> WHAT YOU WILL DO
Check each line for the string "subtitle" and give only the count of lines that have it.

[Dataset items]

▼

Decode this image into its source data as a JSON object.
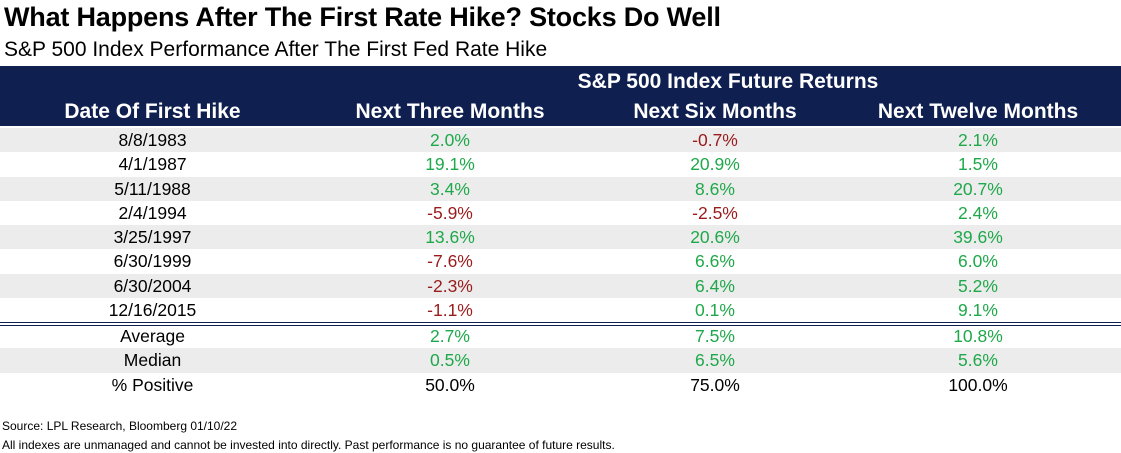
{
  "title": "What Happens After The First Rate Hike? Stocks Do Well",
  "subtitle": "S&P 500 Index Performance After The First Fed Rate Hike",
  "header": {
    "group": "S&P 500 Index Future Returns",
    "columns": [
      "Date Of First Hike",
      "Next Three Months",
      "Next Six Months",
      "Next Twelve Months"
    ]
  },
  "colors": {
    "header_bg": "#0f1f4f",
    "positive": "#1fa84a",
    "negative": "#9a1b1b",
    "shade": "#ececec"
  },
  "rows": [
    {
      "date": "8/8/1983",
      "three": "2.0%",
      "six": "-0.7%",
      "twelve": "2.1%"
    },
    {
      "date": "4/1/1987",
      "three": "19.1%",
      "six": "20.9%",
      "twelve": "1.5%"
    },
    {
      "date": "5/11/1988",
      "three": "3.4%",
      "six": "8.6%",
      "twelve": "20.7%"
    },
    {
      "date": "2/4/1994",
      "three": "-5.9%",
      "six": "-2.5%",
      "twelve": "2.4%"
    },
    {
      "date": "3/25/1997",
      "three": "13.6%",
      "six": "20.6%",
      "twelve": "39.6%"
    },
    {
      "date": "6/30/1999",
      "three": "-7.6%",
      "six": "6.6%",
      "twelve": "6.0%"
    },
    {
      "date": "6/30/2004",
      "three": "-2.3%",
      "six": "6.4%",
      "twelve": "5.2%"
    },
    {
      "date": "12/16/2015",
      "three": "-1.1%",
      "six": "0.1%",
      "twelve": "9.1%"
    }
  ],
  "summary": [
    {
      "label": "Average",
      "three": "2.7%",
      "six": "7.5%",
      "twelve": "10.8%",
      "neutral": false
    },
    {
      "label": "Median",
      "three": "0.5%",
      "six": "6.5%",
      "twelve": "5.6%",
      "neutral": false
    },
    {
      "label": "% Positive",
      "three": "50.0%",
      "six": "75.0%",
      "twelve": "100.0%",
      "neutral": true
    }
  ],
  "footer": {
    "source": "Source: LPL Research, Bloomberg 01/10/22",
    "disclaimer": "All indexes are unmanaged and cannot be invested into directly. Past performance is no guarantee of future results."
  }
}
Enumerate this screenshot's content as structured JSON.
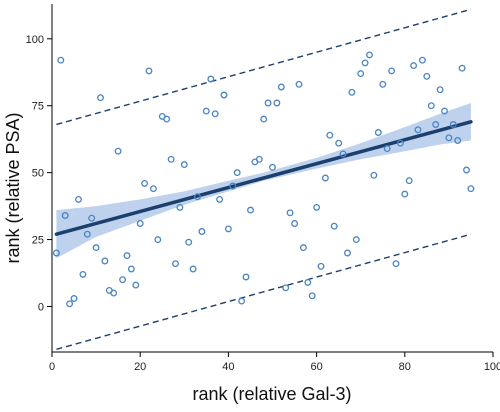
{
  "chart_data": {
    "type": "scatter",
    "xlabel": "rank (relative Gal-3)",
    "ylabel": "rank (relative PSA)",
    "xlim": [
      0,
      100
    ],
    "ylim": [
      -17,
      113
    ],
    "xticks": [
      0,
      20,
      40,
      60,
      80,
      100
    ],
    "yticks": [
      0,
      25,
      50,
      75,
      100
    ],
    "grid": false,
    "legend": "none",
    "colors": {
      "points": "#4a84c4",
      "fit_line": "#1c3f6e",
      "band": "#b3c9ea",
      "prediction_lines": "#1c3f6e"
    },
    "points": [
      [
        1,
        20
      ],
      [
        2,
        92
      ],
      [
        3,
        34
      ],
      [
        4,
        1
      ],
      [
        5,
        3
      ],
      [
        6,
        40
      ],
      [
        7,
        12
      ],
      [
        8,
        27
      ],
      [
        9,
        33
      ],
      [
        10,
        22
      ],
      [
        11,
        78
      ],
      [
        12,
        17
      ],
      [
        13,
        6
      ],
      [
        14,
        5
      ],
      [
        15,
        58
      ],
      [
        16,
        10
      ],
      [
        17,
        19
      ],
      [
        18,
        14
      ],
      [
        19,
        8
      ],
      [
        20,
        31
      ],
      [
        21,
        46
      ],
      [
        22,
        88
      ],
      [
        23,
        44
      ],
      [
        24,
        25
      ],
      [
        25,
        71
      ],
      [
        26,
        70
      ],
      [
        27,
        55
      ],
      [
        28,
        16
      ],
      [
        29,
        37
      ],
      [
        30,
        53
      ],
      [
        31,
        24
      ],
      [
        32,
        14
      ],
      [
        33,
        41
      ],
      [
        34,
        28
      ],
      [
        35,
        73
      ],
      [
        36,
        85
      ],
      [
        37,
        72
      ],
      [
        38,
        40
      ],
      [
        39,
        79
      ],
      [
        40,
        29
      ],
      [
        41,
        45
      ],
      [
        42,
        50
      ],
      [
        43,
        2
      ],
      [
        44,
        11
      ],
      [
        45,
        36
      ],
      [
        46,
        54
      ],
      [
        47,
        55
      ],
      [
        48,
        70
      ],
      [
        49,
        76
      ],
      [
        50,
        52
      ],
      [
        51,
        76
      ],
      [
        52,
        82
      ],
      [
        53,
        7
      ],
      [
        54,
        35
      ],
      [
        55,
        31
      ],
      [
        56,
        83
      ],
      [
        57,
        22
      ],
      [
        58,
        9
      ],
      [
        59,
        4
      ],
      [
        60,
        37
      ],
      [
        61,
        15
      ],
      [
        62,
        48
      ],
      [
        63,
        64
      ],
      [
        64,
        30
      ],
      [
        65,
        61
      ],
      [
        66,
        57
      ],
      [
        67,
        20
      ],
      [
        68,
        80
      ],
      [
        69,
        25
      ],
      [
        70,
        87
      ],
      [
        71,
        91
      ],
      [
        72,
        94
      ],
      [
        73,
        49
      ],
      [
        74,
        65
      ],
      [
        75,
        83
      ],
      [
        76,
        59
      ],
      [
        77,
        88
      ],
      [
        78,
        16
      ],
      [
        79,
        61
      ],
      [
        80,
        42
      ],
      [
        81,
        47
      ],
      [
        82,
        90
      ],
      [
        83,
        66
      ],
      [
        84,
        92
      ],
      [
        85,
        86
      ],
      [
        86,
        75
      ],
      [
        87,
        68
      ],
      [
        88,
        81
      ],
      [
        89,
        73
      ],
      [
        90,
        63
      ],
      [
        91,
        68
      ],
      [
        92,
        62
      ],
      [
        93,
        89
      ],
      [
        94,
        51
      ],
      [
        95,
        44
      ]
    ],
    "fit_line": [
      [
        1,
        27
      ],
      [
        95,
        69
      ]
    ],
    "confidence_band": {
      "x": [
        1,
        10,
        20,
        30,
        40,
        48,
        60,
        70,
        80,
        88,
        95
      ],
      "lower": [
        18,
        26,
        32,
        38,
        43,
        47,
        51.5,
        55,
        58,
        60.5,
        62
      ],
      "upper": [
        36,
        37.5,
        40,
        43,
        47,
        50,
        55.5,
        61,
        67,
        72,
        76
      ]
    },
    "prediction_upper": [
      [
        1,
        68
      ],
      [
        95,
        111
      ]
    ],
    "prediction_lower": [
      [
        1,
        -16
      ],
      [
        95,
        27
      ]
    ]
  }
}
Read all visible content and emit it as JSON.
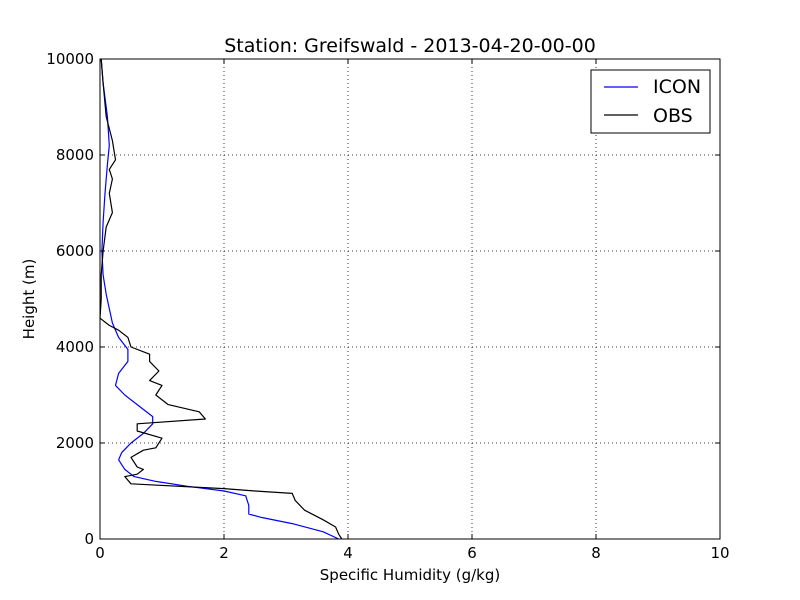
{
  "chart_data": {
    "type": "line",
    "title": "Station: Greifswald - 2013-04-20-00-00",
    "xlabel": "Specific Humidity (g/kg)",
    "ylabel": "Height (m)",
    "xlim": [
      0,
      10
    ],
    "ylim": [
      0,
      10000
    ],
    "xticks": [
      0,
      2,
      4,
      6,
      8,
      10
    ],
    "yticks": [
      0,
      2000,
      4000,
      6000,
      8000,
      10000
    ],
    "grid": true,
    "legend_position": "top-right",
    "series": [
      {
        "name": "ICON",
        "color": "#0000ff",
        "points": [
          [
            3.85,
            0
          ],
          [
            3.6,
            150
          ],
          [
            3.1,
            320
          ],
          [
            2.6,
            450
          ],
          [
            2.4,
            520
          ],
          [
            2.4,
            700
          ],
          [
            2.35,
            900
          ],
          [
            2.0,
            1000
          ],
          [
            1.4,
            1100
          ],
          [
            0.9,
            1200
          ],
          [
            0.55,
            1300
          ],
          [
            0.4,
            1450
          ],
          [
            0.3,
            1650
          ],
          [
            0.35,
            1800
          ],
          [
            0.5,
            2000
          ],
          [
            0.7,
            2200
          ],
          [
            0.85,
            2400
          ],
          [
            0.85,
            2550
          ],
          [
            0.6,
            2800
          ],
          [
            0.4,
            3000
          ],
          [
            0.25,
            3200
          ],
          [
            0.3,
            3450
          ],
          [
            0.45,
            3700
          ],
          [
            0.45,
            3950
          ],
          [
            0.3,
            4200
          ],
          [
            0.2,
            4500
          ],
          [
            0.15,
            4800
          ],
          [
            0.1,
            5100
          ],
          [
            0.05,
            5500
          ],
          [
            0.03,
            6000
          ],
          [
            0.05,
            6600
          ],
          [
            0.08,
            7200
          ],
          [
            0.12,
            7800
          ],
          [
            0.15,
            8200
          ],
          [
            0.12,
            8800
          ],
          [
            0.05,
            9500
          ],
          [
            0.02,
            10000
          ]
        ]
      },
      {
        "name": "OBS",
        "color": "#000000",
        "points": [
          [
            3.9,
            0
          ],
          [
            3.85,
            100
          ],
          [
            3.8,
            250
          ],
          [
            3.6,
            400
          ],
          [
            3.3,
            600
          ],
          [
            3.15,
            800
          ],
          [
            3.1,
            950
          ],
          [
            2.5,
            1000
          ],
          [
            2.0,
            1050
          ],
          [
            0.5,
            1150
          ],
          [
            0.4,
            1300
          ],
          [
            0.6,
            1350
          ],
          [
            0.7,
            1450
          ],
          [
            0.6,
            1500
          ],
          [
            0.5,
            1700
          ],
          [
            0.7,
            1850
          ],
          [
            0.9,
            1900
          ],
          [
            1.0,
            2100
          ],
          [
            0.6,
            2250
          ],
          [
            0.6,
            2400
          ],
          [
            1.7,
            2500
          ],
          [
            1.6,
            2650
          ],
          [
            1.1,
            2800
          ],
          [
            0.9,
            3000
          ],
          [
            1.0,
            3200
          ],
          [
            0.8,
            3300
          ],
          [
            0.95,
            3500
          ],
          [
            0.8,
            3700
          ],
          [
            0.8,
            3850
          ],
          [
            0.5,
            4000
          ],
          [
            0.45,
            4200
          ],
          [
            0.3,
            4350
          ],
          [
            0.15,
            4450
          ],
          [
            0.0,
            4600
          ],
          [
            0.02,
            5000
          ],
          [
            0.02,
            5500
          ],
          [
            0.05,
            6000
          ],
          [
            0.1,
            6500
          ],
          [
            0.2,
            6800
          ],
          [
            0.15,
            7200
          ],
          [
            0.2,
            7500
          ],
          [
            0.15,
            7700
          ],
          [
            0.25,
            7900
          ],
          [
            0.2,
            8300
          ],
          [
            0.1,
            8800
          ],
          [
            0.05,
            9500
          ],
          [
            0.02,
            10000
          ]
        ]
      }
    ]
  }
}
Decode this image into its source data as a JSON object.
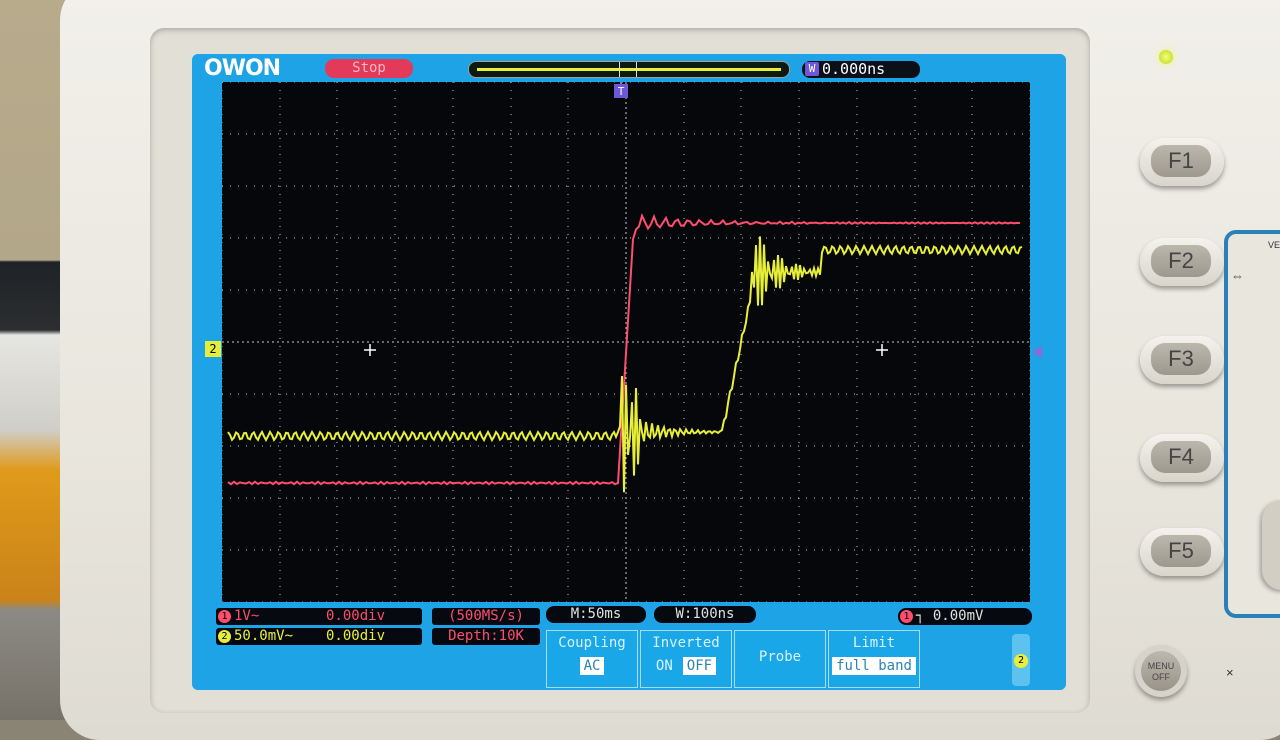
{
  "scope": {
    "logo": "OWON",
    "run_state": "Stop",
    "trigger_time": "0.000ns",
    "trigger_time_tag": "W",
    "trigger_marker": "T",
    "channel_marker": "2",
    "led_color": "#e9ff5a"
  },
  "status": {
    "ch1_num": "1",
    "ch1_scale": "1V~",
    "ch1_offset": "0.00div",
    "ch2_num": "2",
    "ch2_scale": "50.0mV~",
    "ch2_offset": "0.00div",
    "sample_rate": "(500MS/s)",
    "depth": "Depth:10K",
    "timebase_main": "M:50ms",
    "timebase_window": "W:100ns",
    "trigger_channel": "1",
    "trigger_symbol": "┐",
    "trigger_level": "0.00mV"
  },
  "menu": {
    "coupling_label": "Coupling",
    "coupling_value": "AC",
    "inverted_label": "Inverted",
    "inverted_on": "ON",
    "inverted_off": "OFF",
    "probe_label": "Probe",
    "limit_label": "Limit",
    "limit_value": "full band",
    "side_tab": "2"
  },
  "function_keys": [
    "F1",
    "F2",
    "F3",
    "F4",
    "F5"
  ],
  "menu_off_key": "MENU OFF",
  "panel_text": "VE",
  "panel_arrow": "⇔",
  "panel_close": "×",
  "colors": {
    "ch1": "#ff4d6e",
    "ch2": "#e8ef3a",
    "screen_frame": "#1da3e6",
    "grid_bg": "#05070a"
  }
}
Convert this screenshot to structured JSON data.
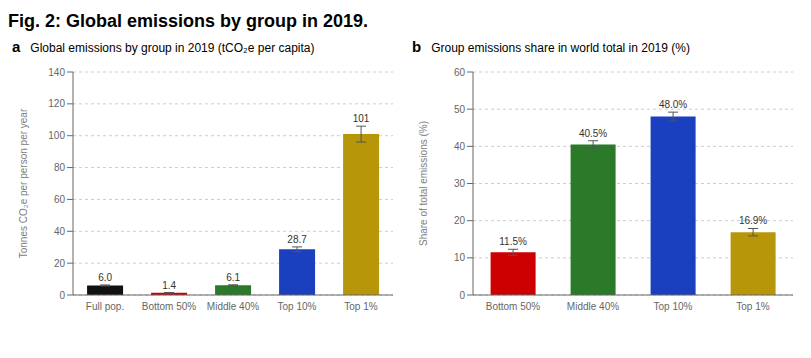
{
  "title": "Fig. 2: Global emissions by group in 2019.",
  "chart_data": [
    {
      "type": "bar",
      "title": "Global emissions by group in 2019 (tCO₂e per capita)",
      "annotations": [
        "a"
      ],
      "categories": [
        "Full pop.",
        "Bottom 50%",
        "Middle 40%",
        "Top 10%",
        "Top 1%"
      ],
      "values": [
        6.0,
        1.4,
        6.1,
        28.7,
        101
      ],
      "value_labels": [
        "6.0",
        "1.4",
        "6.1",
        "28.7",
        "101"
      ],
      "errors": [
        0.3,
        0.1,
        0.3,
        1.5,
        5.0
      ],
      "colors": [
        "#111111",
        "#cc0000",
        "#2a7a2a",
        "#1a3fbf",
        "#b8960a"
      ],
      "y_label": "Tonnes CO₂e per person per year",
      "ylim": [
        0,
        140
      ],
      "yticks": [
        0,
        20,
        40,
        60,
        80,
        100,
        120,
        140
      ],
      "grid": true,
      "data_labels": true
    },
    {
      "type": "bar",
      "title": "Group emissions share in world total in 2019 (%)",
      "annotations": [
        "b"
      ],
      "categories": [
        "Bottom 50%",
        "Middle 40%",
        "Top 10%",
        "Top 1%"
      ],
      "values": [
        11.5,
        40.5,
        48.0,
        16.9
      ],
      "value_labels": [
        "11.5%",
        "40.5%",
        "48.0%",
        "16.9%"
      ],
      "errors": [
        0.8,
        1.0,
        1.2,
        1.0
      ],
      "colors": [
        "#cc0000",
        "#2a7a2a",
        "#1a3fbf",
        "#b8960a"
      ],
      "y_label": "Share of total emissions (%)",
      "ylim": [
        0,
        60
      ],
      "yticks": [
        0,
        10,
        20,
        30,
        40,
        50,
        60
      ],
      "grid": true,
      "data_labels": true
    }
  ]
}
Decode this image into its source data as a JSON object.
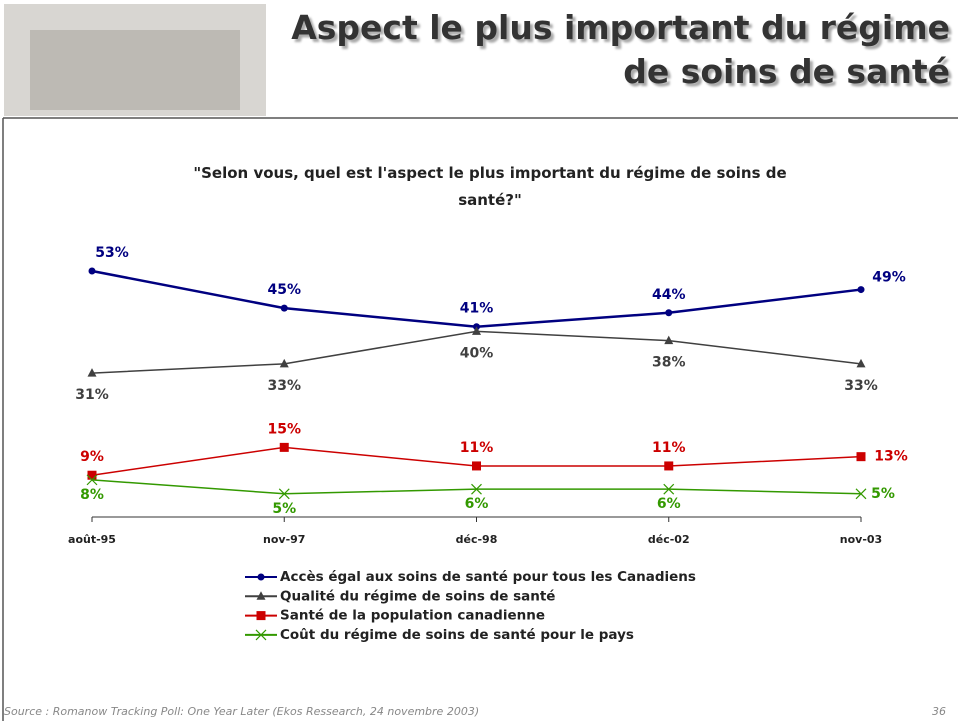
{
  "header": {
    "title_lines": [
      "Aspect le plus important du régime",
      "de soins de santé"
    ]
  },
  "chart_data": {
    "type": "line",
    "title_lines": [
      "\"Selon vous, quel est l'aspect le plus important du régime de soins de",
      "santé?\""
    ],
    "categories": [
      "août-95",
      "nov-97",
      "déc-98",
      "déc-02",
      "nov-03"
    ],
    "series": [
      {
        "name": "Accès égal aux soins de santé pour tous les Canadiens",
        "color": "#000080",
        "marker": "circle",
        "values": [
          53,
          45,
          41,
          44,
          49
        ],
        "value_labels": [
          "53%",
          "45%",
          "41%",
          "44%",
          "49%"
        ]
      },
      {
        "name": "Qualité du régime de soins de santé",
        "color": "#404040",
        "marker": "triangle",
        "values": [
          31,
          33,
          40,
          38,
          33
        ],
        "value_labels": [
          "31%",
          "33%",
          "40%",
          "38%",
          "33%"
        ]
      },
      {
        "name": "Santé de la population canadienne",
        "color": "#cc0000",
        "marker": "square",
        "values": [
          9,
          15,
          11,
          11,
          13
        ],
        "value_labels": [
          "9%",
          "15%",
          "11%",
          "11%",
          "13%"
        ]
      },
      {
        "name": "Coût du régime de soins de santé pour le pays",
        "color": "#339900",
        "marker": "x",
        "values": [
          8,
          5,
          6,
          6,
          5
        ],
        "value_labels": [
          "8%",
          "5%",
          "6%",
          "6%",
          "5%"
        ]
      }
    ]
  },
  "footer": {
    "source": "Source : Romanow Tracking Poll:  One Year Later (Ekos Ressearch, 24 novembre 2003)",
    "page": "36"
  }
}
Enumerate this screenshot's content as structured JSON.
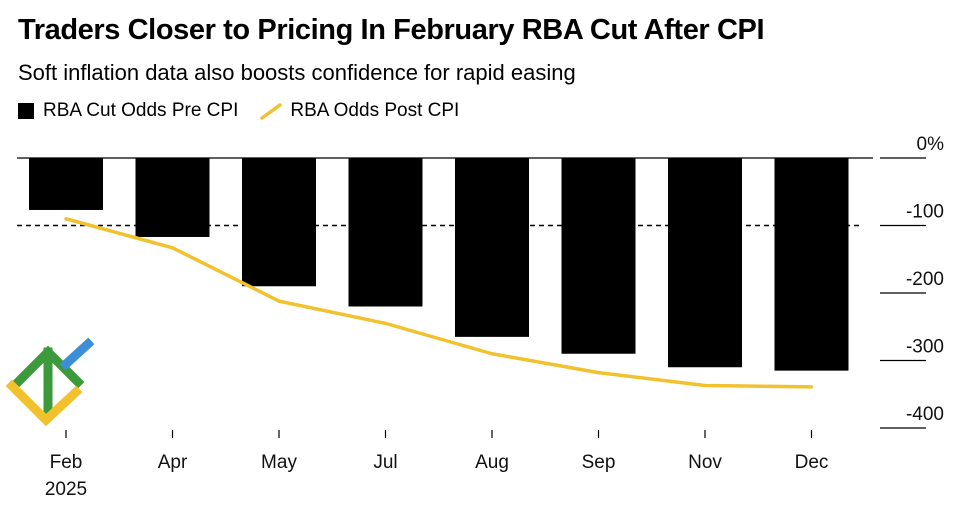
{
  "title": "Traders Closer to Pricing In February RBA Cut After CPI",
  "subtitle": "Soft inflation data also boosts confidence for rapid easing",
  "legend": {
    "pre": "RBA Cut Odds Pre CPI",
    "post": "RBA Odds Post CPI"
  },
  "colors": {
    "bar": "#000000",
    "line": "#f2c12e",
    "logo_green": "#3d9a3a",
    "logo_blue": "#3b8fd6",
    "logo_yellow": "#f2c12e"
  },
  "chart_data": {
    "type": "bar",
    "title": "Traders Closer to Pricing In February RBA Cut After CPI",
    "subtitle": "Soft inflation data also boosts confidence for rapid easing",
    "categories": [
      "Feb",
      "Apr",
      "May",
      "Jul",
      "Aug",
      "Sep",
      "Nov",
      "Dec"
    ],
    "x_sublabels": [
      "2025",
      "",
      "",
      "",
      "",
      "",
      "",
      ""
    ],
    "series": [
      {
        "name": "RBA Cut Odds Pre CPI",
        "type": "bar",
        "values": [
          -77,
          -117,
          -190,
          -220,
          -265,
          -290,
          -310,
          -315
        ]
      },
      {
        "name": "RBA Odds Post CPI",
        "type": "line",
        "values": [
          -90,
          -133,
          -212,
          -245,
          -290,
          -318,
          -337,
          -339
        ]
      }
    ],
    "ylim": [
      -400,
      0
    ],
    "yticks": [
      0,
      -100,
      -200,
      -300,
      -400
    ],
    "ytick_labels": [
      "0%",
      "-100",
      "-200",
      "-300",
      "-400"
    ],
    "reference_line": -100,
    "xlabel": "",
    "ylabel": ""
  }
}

▲

> WORKED ANSWER
3